DIRECTIONS - Nothing but an exact repeat of the data, with pictures removed, belongs in the answer.
_ _ _ _
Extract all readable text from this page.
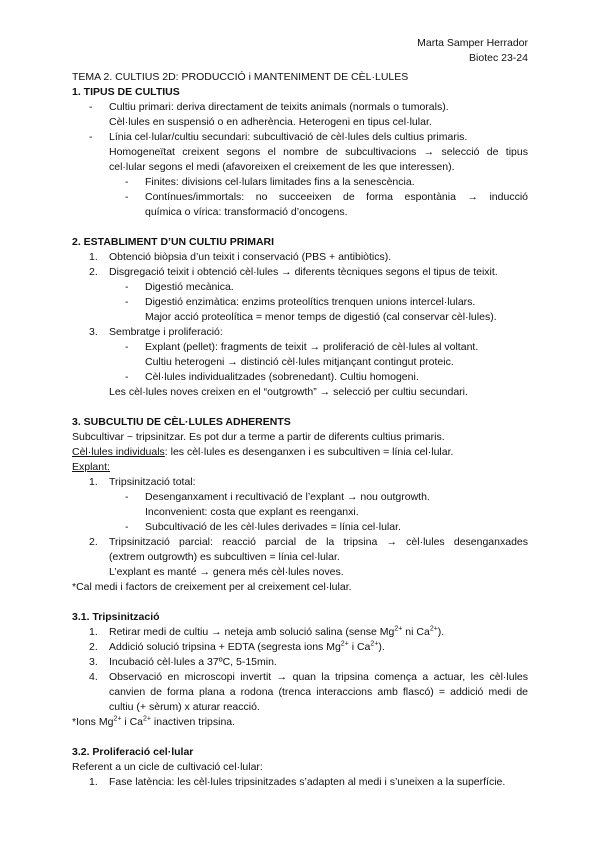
Marta Samper Herrador
Biotec 23-24
TEMA 2. CULTIUS 2D: PRODUCCIÓ i MANTENIMENT DE CÈL·LULES
1. TIPUS DE CULTIUS
- Cultiu primari: deriva directament de teixits animals (normals o tumorals).
Cèl·lules en suspensió o en adherència. Heterogeni en tipus cel·lular.
- Línia cel·lular/cultiu secundari: subcultivació de cèl·lules dels cultius primaris.
Homogeneïtat creixent segons el nombre de subcultivacions → selecció de tipus
cel·lular segons el medi (afavoreixen el creixement de les que interessen).
- Finites: divisions cel·lulars limitades fins a la senescència.
- Contínues/immortals: no succeeixen de forma espontània → inducció
química o vírica: transformació d’oncogens.
2. ESTABLIMENT D’UN CULTIU PRIMARI
1. Obtenció biòpsia d’un teixit i conservació (PBS + antibiòtics).
2. Disgregació teixit i obtenció cèl·lules → diferents tècniques segons el tipus de teixit.
- Digestió mecànica.
- Digestió enzimàtica: enzims proteolítics trenquen unions intercel·lulars.
Major acció proteolítica = menor temps de digestió (cal conservar cèl·lules).
3. Sembratge i proliferació:
- Explant (pellet): fragments de teixit → proliferació de cèl·lules al voltant.
Cultiu heterogeni → distinció cèl·lules mitjançant contingut proteic.
- Cèl·lules individualitzades (sobrenedant). Cultiu homogeni.
Les cèl·lules noves creixen en el “outgrowth” → selecció per cultiu secundari.
3. SUBCULTIU DE CÈL·LULES ADHERENTS
Subcultivar ~ tripsinitzar. Es pot dur a terme a partir de diferents cultius primaris.
Cèl·lules individuals: les cèl·lules es desenganxen i es subcultiven = línia cel·lular.
Explant:
1. Tripsinització total:
- Desenganxament i recultivació de l’explant → nou outgrowth.
Inconvenient: costa que explant es reenganxi.
- Subcultivació de les cèl·lules derivades = línia cel·lular.
2. Tripsinització parcial: reacció parcial de la tripsina → cèl·lules desenganxades
(extrem outgrowth) es subcultiven = línia cel·lular.
L’explant es manté → genera més cèl·lules noves.
*Cal medi i factors de creixement per al creixement cel·lular.
3.1. Tripsinització
1. Retirar medi de cultiu → neteja amb solució salina (sense $Mg^{2+}$ ni $Ca^{2+}$).
2. Addició solució tripsina + EDTA (segresta ions $Mg^{2+}$ i $Ca^{2+}$).
3. Incubació cèl·lules a 37ºC, 5-15min.
4. Observació en microscopi invertit → quan la tripsina comença a actuar, les cèl·lules
canvien de forma plana a rodona (trenca interaccions amb flascó) = addició medi de
cultiu (+ sèrum) x aturar reacció.
*Ions $Mg^{2+}$ i $Ca^{2+}$ inactiven tripsina.
3.2. Proliferació cel·lular
Referent a un cicle de cultivació cel·lular:
1. Fase latència: les cèl·lules tripsinitzades s’adapten al medi i s’uneixen a la superfície.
_ _ _ _
RESPONSE AREA -
Extract all readable text from this page.
Marta Samper Herrador
Biotec 23-24
TEMA 2. CULTIUS 2D: PRODUCCIÓ i MANTENIMENT DE CÈL·LULES
1. TIPUS DE CULTIUS
- Cultiu primari: deriva directament de teixits animals (normals o tumorals).
Cèl·lules en suspensió o en adherència. Heterogeni en tipus cel·lular.
- Línia cel·lular/cultiu secundari: subcultivació de cèl·lules dels cultius primaris.
Homogeneïtat creixent segons el nombre de subcultivacions → selecció de tipus
cel·lular segons el medi (afavoreixen el creixement de les que interessen).
- Finites: divisions cel·lulars limitades fins a la senescència.
- Contínues/immortals: no succeeixen de forma espontània → inducció
química o vírica: transformació d’oncogens.
2. ESTABLIMENT D’UN CULTIU PRIMARI
1. Obtenció biòpsia d’un teixit i conservació (PBS + antibiòtics).
2. Disgregació teixit i obtenció cèl·lules → diferents tècniques segons el tipus de teixit.
- Digestió mecànica.
- Digestió enzimàtica: enzims proteolítics trenquen unions intercel·lulars.
Major acció proteolítica = menor temps de digestió (cal conservar cèl·lules).
3. Sembratge i proliferació:
- Explant (pellet): fragments de teixit → proliferació de cèl·lules al voltant.
Cultiu heterogeni → distinció cèl·lules mitjançant contingut proteic.
- Cèl·lules individualitzades (sobrenedant). Cultiu homogeni.
Les cèl·lules noves creixen en el “outgrowth” → selecció per cultiu secundari.
3. SUBCULTIU DE CÈL·LULES ADHERENTS
Subcultivar ~ tripsinitzar. Es pot dur a terme a partir de diferents cultius primaris.
Cèl·lules individuals: les cèl·lules es desenganxen i es subcultiven = línia cel·lular.
Explant:
1. Tripsinització total:
- Desenganxament i recultivació de l’explant → nou outgrowth.
Inconvenient: costa que explant es reenganxi.
- Subcultivació de les cèl·lules derivades = línia cel·lular.
2. Tripsinització parcial: reacció parcial de la tripsina → cèl·lules desenganxades
(extrem outgrowth) es subcultiven = línia cel·lular.
L’explant es manté → genera més cèl·lules noves.
*Cal medi i factors de creixement per al creixement cel·lular.
3.1. Tripsinització
1. Retirar medi de cultiu → neteja amb solució salina (sense $Mg^{2+}$ ni $Ca^{2+}$).
2. Addició solució tripsina + EDTA (segresta ions $Mg^{2+}$ i $Ca^{2+}$).
3. Incubació cèl·lules a 37ºC, 5-15min.
4. Observació en microscopi invertit → quan la tripsina comença a actuar, les cèl·lules
canvien de forma plana a rodona (trenca interaccions amb flascó) = addició medi de
cultiu (+ sèrum) x aturar reacció.
*Ions $Mg^{2+}$ i $Ca^{2+}$ inactiven tripsina.
3.2. Proliferació cel·lular
Referent a un cicle de cultivació cel·lular:
1. Fase latència: les cèl·lules tripsinitzades s’adapten al medi i s’uneixen a la superfície.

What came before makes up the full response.